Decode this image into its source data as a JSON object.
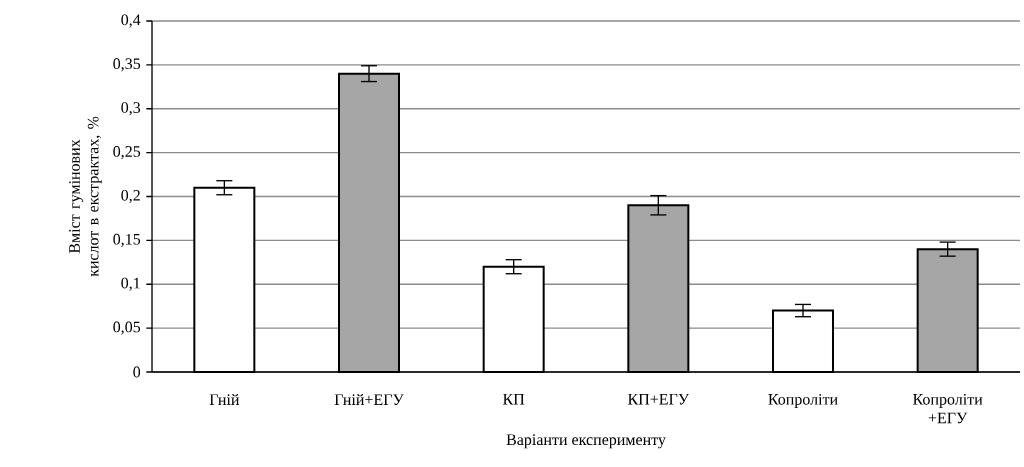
{
  "chart_data": {
    "type": "bar",
    "xlabel": "Варіанти експерименту",
    "ylabel": "Вміст гумінових кислот в екстрактах, %",
    "categories": [
      "Гній",
      "Гній+ЕГУ",
      "КП",
      "КП+ЕГУ",
      "Копроліти",
      "Копроліти +ЕГУ"
    ],
    "values": [
      0.21,
      0.34,
      0.12,
      0.19,
      0.07,
      0.14
    ],
    "errors": [
      0.008,
      0.009,
      0.008,
      0.011,
      0.007,
      0.008
    ],
    "colors": [
      "#ffffff",
      "#a6a6a6",
      "#ffffff",
      "#a6a6a6",
      "#ffffff",
      "#a6a6a6"
    ],
    "ylim": [
      0,
      0.4
    ],
    "yticks": [
      0,
      {
        "value": 0.05,
        "label": "0,05"
      },
      {
        "value": 0.1,
        "label": "0,1"
      },
      {
        "value": 0.15,
        "label": "0,15"
      },
      {
        "value": 0.2,
        "label": "0,2"
      },
      {
        "value": 0.25,
        "label": "0,25"
      },
      {
        "value": 0.3,
        "label": "0,3"
      },
      {
        "value": 0.35,
        "label": "0,35"
      },
      {
        "value": 0.4,
        "label": "0,4"
      }
    ],
    "grid": "y"
  }
}
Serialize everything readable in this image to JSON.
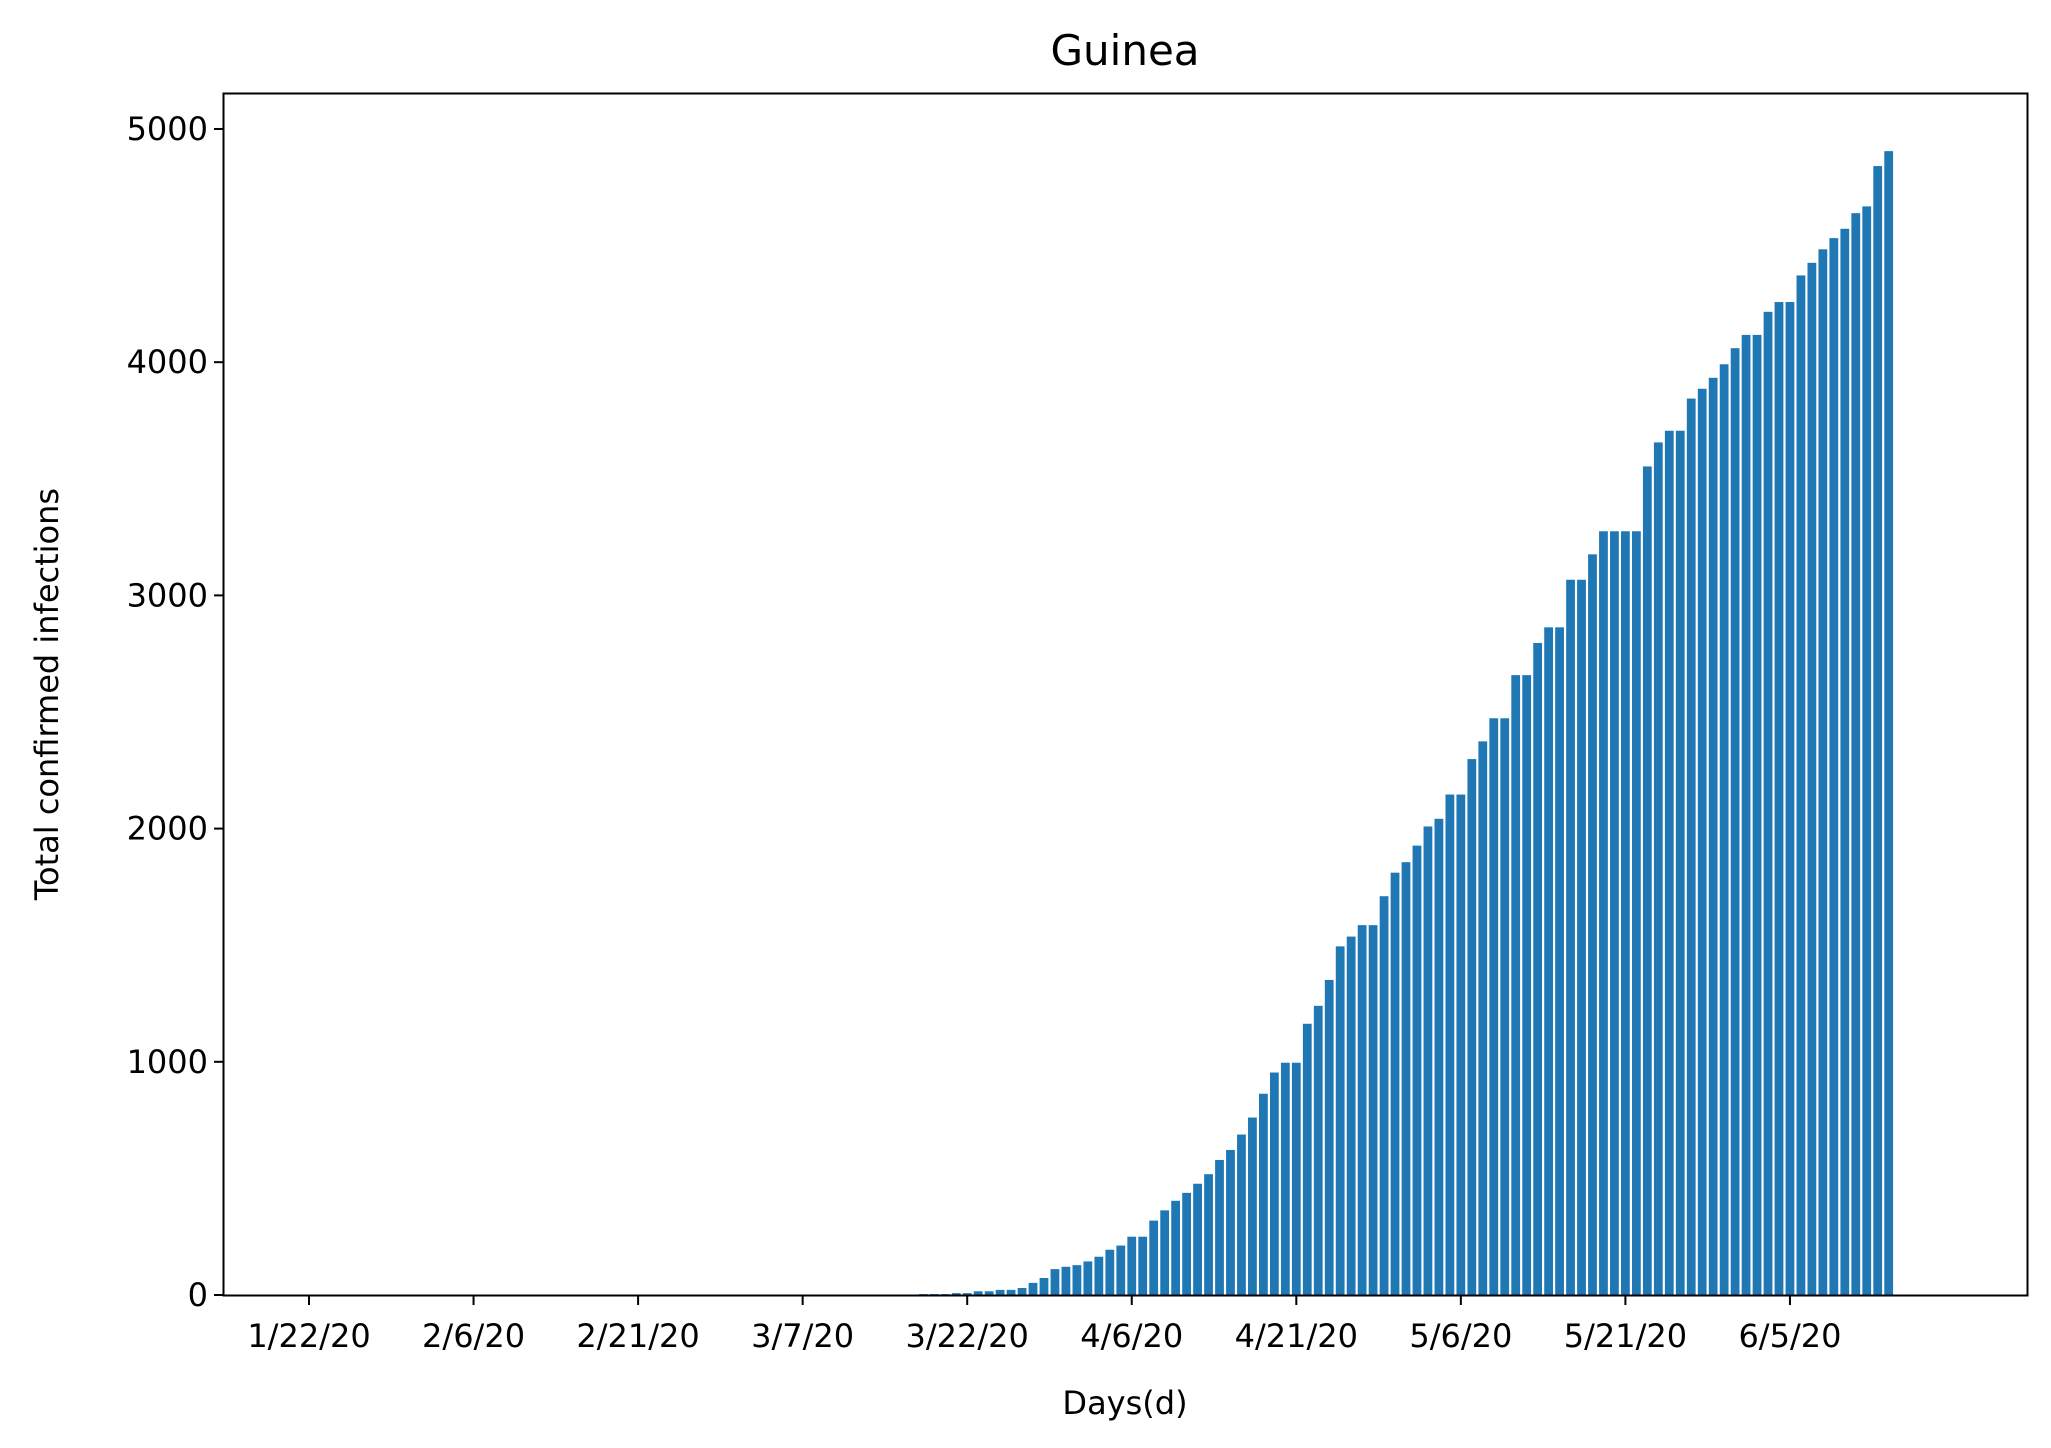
{
  "chart_data": {
    "type": "bar",
    "title": "Guinea",
    "xlabel": "Days(d)",
    "ylabel": "Total confirmed infections",
    "bar_color": "#1f77b4",
    "ylim": [
      0,
      5150
    ],
    "yticks": [
      0,
      1000,
      2000,
      3000,
      4000,
      5000
    ],
    "start_date": "1/22/20",
    "xtick_labels": [
      "1/22/20",
      "2/6/20",
      "2/21/20",
      "3/7/20",
      "3/22/20",
      "4/6/20",
      "4/21/20",
      "5/6/20",
      "5/21/20",
      "6/5/20"
    ],
    "xtick_day_offsets": [
      0,
      15,
      30,
      45,
      60,
      75,
      90,
      105,
      120,
      135
    ],
    "values": [
      0,
      0,
      0,
      0,
      0,
      0,
      0,
      0,
      0,
      0,
      0,
      0,
      0,
      0,
      0,
      0,
      0,
      0,
      0,
      0,
      0,
      0,
      0,
      0,
      0,
      0,
      0,
      0,
      0,
      0,
      0,
      0,
      0,
      0,
      0,
      0,
      0,
      0,
      0,
      0,
      0,
      0,
      0,
      0,
      0,
      0,
      0,
      0,
      0,
      0,
      0,
      1,
      1,
      1,
      2,
      2,
      4,
      4,
      4,
      8,
      8,
      16,
      16,
      22,
      22,
      30,
      52,
      73,
      111,
      121,
      128,
      144,
      164,
      194,
      212,
      250,
      250,
      319,
      363,
      404,
      438,
      477,
      518,
      579,
      622,
      688,
      761,
      863,
      954,
      996,
      996,
      1163,
      1240,
      1351,
      1495,
      1537,
      1586,
      1586,
      1710,
      1811,
      1856,
      1927,
      2009,
      2042,
      2146,
      2146,
      2298,
      2374,
      2473,
      2473,
      2658,
      2658,
      2796,
      2863,
      2863,
      3067,
      3067,
      3176,
      3275,
      3275,
      3275,
      3275,
      3553,
      3656,
      3706,
      3706,
      3844,
      3886,
      3933,
      3991,
      4060,
      4117,
      4117,
      4216,
      4258,
      4258,
      4372,
      4426,
      4484,
      4532,
      4572,
      4639,
      4668,
      4841,
      4905
    ]
  }
}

____

To do =
Omit the pictures. Transcribe every record exactly.

Correct response =
Decode this image into its source data as a JSON object.
{
  "chart_data": {
    "type": "bar",
    "xlabel": "Варіанти експерименту",
    "ylabel": "Вміст гумінових кислот в екстрактах, %",
    "categories": [
      "Гній",
      "Гній+ЕГУ",
      "КП",
      "КП+ЕГУ",
      "Копроліти",
      "Копроліти +ЕГУ"
    ],
    "values": [
      0.21,
      0.34,
      0.12,
      0.19,
      0.07,
      0.14
    ],
    "errors": [
      0.008,
      0.009,
      0.008,
      0.011,
      0.007,
      0.008
    ],
    "colors": [
      "#ffffff",
      "#a6a6a6",
      "#ffffff",
      "#a6a6a6",
      "#ffffff",
      "#a6a6a6"
    ],
    "ylim": [
      0,
      0.4
    ],
    "yticks": [
      0,
      {
        "value": 0.05,
        "label": "0,05"
      },
      {
        "value": 0.1,
        "label": "0,1"
      },
      {
        "value": 0.15,
        "label": "0,15"
      },
      {
        "value": 0.2,
        "label": "0,2"
      },
      {
        "value": 0.25,
        "label": "0,25"
      },
      {
        "value": 0.3,
        "label": "0,3"
      },
      {
        "value": 0.35,
        "label": "0,35"
      },
      {
        "value": 0.4,
        "label": "0,4"
      }
    ],
    "grid": "y"
  }
}
Serialize everything readable in this image to JSON.
{
  "chart_data": {
    "type": "bar",
    "title": "Guinea",
    "xlabel": "Days(d)",
    "ylabel": "Total confirmed infections",
    "bar_color": "#1f77b4",
    "ylim": [
      0,
      5150
    ],
    "yticks": [
      0,
      1000,
      2000,
      3000,
      4000,
      5000
    ],
    "start_date": "1/22/20",
    "xtick_labels": [
      "1/22/20",
      "2/6/20",
      "2/21/20",
      "3/7/20",
      "3/22/20",
      "4/6/20",
      "4/21/20",
      "5/6/20",
      "5/21/20",
      "6/5/20"
    ],
    "xtick_day_offsets": [
      0,
      15,
      30,
      45,
      60,
      75,
      90,
      105,
      120,
      135
    ],
    "values": [
      0,
      0,
      0,
      0,
      0,
      0,
      0,
      0,
      0,
      0,
      0,
      0,
      0,
      0,
      0,
      0,
      0,
      0,
      0,
      0,
      0,
      0,
      0,
      0,
      0,
      0,
      0,
      0,
      0,
      0,
      0,
      0,
      0,
      0,
      0,
      0,
      0,
      0,
      0,
      0,
      0,
      0,
      0,
      0,
      0,
      0,
      0,
      0,
      0,
      0,
      0,
      1,
      1,
      1,
      2,
      2,
      4,
      4,
      4,
      8,
      8,
      16,
      16,
      22,
      22,
      30,
      52,
      73,
      111,
      121,
      128,
      144,
      164,
      194,
      212,
      250,
      250,
      319,
      363,
      404,
      438,
      477,
      518,
      579,
      622,
      688,
      761,
      863,
      954,
      996,
      996,
      1163,
      1240,
      1351,
      1495,
      1537,
      1586,
      1586,
      1710,
      1811,
      1856,
      1927,
      2009,
      2042,
      2146,
      2146,
      2298,
      2374,
      2473,
      2473,
      2658,
      2658,
      2796,
      2863,
      2863,
      3067,
      3067,
      3176,
      3275,
      3275,
      3275,
      3275,
      3553,
      3656,
      3706,
      3706,
      3844,
      3886,
      3933,
      3991,
      4060,
      4117,
      4117,
      4216,
      4258,
      4258,
      4372,
      4426,
      4484,
      4532,
      4572,
      4639,
      4668,
      4841,
      4905
    ]
  }
}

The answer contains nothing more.